**What this task involves**
Which lines hold the string "good"? Copy every one of them.

++++++++++

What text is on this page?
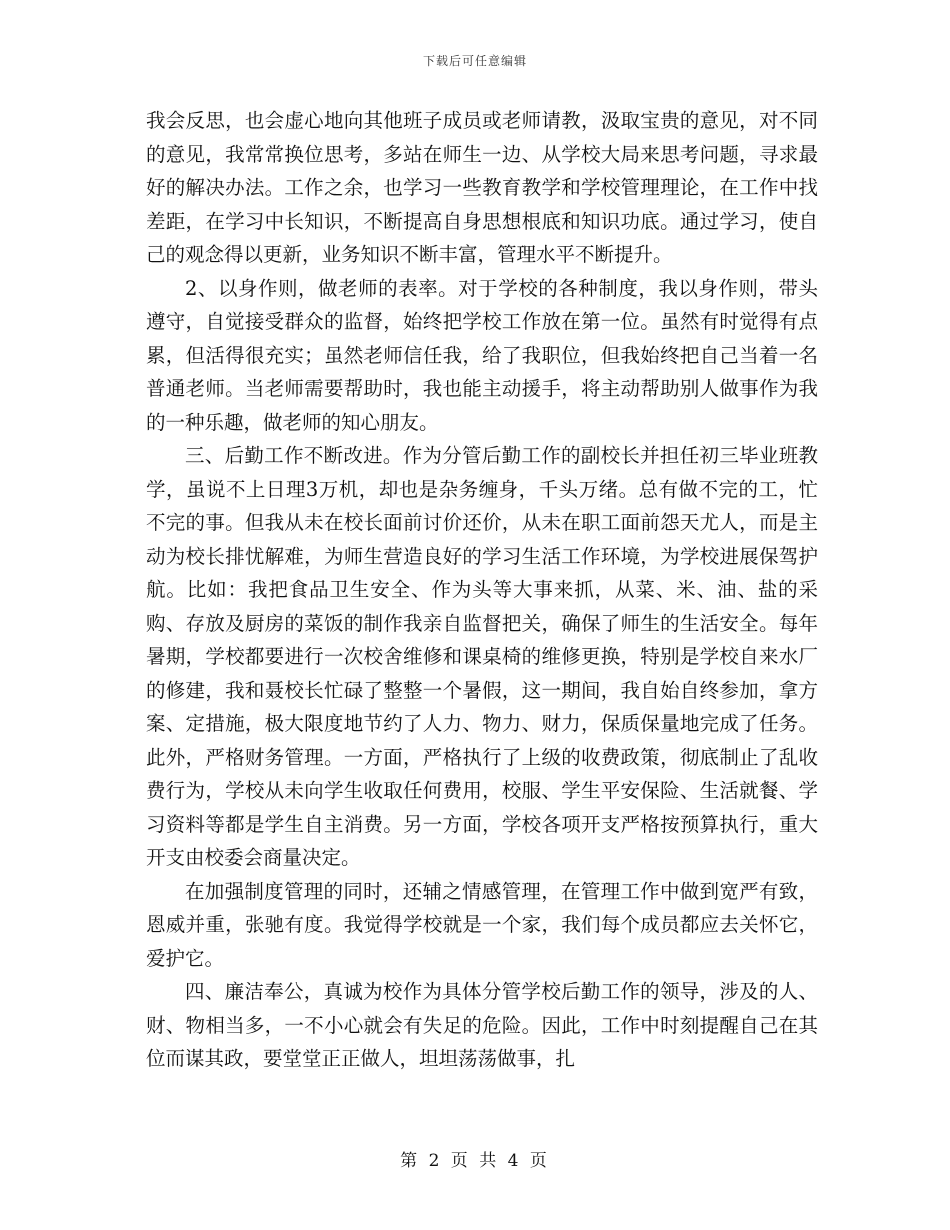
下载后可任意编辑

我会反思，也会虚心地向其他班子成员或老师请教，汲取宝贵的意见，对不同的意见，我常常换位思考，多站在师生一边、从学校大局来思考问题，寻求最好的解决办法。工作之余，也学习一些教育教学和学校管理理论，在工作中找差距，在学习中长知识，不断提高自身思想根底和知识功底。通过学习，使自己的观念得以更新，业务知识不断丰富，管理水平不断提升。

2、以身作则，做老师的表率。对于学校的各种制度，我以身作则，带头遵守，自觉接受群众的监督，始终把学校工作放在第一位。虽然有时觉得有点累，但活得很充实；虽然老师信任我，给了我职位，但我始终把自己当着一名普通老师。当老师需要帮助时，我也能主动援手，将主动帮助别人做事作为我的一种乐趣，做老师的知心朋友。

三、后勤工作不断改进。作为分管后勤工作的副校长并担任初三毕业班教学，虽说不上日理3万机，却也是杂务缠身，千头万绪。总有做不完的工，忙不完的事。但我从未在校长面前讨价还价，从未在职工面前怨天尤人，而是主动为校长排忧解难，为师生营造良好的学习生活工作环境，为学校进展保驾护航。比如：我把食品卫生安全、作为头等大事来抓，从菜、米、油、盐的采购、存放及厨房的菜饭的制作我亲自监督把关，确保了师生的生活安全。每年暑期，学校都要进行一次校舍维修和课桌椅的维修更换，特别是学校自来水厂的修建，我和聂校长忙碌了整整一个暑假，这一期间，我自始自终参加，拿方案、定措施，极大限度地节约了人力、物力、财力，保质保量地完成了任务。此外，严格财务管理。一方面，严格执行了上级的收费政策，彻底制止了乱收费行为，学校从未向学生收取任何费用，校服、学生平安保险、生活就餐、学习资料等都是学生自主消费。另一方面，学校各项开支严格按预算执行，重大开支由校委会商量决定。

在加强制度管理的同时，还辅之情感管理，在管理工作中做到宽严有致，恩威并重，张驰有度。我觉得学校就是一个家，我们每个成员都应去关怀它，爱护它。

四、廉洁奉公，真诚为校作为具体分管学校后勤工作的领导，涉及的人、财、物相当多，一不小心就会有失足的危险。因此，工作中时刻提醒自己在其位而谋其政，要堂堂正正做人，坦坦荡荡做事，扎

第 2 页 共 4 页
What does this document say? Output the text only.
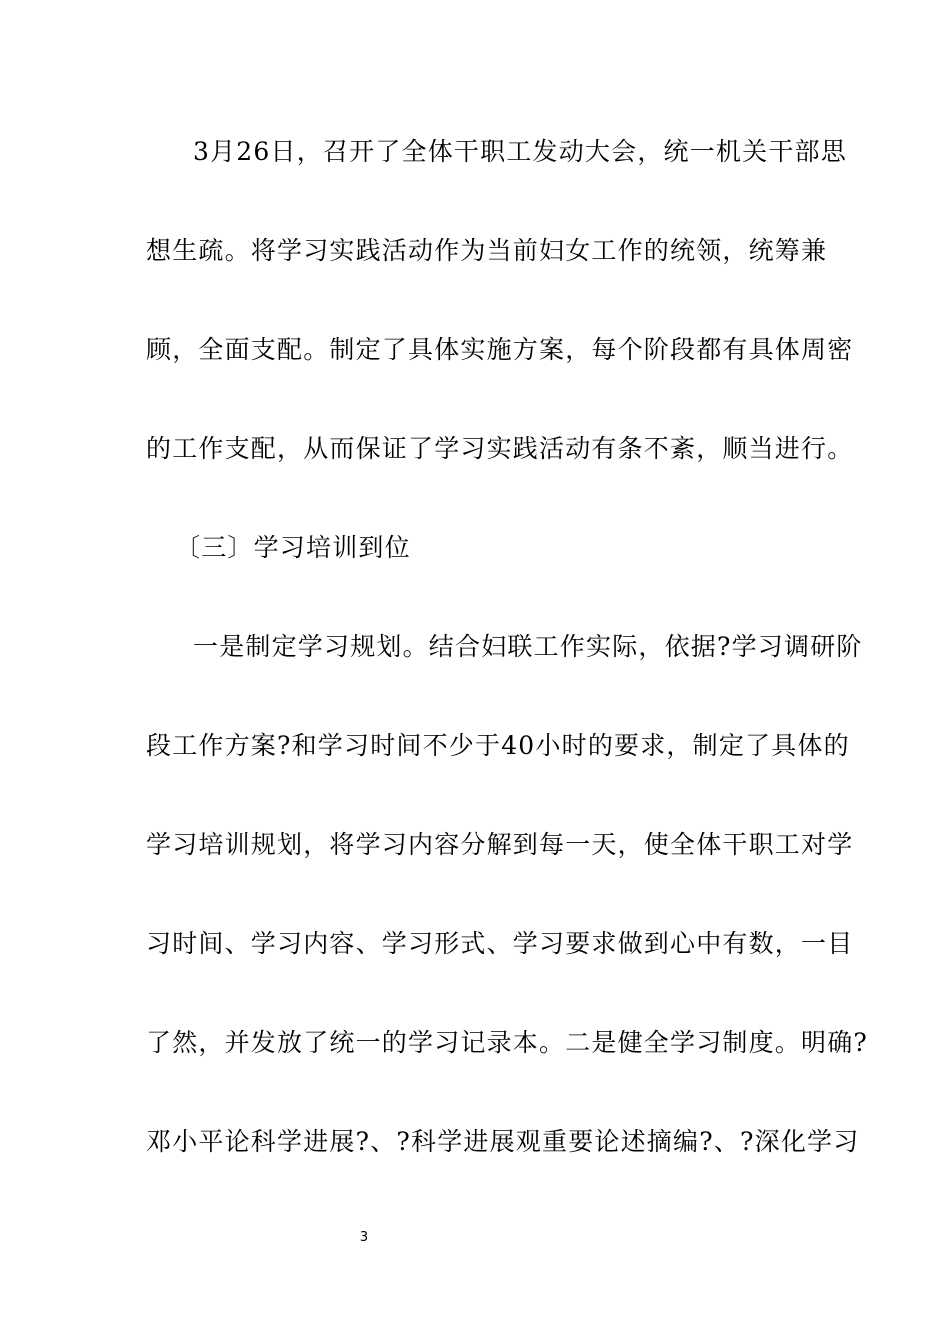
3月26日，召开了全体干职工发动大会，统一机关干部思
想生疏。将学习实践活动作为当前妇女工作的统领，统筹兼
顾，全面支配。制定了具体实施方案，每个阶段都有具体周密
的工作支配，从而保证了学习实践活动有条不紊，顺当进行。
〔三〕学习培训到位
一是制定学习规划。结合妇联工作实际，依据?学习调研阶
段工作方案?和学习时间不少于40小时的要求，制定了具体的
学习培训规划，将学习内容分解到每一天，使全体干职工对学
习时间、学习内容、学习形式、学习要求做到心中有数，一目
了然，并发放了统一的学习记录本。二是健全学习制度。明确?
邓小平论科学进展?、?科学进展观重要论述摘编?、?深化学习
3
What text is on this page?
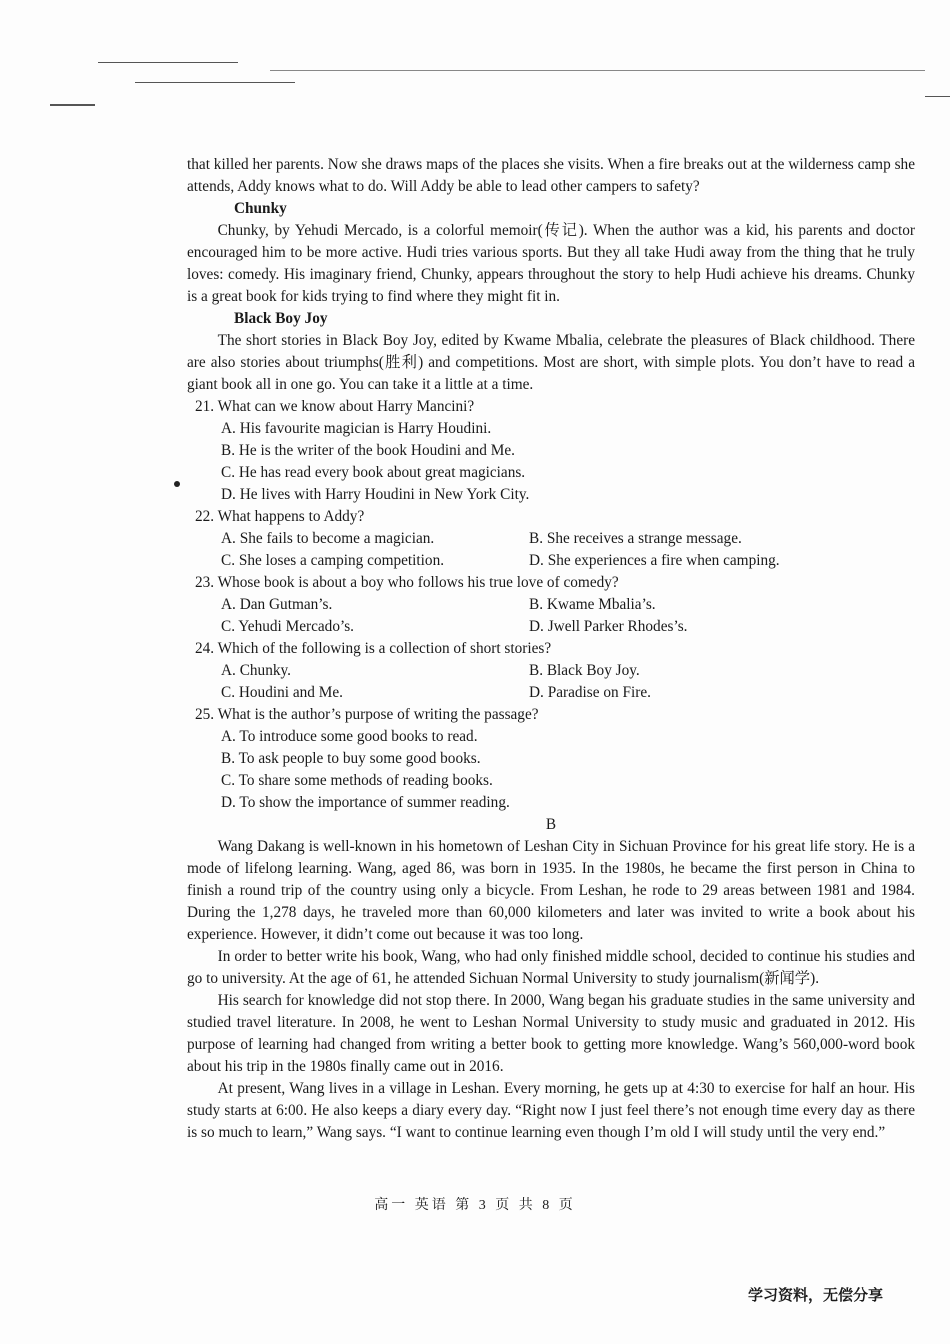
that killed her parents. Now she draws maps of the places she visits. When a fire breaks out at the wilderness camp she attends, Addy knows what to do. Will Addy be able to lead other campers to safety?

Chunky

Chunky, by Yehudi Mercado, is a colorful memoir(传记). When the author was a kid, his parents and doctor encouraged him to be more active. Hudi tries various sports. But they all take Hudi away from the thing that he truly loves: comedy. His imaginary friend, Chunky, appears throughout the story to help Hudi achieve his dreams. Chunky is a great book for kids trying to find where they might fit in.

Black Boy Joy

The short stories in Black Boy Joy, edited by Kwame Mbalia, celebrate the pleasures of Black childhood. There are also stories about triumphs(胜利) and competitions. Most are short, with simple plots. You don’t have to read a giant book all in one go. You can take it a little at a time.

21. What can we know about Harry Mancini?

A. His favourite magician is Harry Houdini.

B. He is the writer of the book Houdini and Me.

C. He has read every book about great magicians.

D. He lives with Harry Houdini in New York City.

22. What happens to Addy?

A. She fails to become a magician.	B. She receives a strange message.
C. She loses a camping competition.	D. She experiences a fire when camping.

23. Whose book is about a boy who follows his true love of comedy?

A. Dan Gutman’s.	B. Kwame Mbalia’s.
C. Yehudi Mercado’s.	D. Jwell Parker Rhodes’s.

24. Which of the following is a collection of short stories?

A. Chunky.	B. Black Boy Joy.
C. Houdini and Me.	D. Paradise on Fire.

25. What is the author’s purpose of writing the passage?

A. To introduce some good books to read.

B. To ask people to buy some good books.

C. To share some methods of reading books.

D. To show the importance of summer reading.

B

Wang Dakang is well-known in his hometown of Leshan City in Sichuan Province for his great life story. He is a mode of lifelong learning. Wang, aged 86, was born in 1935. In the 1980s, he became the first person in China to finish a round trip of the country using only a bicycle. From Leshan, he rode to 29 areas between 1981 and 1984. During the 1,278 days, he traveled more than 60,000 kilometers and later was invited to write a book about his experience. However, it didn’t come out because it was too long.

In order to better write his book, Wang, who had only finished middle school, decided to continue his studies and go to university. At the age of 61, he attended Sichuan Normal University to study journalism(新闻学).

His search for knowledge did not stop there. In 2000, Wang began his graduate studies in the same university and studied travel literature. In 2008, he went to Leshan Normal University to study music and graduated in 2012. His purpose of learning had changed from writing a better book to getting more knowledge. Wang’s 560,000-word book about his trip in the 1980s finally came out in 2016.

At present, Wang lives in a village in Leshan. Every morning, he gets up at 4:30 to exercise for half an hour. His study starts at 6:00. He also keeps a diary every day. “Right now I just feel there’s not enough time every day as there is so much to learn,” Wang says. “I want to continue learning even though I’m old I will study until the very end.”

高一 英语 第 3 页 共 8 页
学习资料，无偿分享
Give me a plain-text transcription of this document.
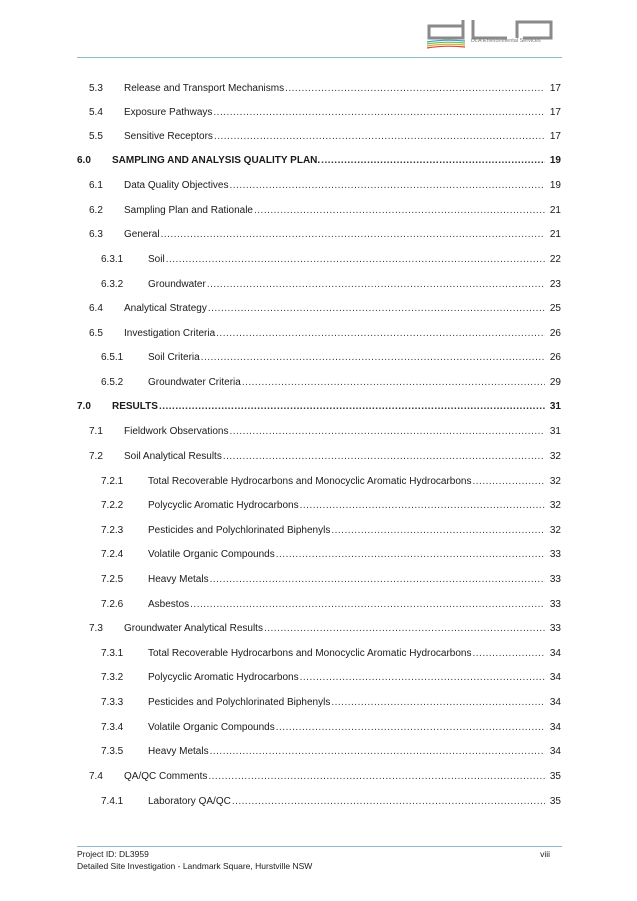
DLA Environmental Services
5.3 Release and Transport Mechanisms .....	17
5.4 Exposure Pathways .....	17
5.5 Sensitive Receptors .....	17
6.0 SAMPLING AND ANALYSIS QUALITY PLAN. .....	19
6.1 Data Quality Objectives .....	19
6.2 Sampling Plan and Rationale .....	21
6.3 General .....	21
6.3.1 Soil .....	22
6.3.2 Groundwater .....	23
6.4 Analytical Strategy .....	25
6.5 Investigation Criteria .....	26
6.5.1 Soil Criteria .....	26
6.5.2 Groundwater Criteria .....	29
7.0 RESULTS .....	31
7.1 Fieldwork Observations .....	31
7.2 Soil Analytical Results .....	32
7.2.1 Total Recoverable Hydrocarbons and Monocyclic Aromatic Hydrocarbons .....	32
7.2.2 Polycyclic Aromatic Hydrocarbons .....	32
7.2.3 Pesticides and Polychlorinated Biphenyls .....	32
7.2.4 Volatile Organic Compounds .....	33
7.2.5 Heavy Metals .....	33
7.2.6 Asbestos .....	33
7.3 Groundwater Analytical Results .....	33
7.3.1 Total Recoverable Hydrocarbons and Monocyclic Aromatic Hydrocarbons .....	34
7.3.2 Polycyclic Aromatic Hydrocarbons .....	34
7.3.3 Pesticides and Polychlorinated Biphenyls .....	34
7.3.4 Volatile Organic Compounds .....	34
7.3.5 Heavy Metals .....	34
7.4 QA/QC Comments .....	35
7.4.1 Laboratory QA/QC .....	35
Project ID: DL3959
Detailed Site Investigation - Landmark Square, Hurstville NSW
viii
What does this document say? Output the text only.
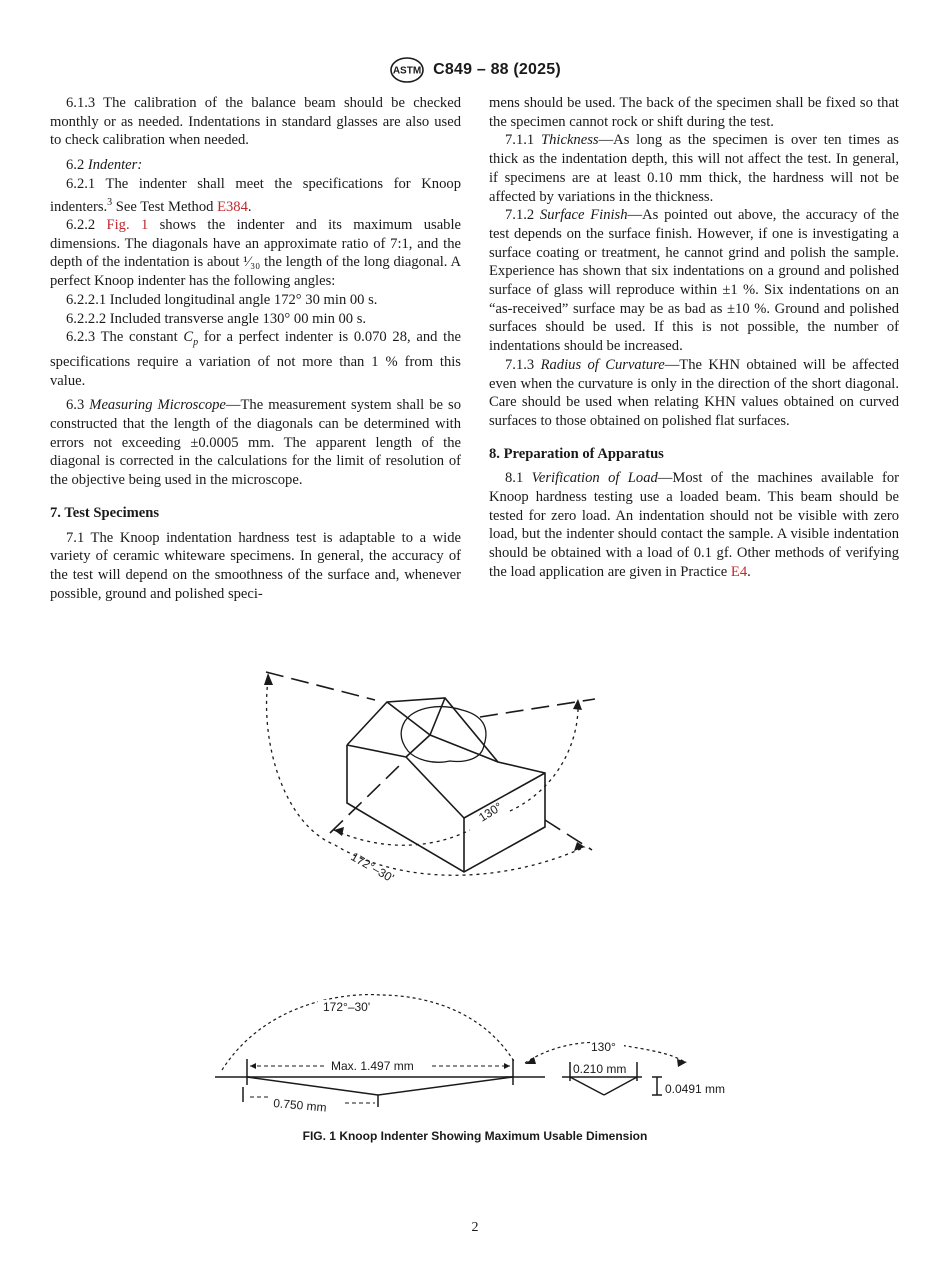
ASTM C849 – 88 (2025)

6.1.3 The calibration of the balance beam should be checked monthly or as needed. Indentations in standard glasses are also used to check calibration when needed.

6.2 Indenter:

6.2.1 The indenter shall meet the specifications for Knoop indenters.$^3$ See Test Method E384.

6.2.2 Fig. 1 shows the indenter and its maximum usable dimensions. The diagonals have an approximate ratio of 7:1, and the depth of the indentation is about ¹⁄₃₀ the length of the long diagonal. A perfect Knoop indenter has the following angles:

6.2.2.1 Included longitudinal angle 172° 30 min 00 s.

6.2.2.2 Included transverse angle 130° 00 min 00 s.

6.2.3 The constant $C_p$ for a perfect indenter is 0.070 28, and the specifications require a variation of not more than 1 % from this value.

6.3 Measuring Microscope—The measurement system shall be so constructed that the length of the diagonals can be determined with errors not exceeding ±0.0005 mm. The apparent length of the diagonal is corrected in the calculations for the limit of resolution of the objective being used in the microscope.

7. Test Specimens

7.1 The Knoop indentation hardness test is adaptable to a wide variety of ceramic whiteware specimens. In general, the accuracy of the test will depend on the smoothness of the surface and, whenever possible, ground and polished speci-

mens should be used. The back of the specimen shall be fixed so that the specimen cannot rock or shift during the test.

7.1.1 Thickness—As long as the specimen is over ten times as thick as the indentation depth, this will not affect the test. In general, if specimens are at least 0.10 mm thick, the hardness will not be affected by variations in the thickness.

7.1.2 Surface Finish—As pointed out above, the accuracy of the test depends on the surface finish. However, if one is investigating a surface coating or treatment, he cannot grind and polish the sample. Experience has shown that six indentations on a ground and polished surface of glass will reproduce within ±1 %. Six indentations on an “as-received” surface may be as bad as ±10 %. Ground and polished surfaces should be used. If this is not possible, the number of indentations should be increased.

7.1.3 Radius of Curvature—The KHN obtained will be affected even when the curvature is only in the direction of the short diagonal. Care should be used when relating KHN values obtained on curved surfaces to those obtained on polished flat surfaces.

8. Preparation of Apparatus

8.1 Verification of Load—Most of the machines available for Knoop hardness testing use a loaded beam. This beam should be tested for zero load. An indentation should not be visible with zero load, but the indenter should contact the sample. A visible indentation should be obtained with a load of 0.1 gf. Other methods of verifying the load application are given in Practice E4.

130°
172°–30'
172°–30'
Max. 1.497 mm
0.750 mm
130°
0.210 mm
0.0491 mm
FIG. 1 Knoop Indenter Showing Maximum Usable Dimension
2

++++++++++

**Answer to this problem**
A. To introduce some good books to read.
B. To ask people to buy some good books.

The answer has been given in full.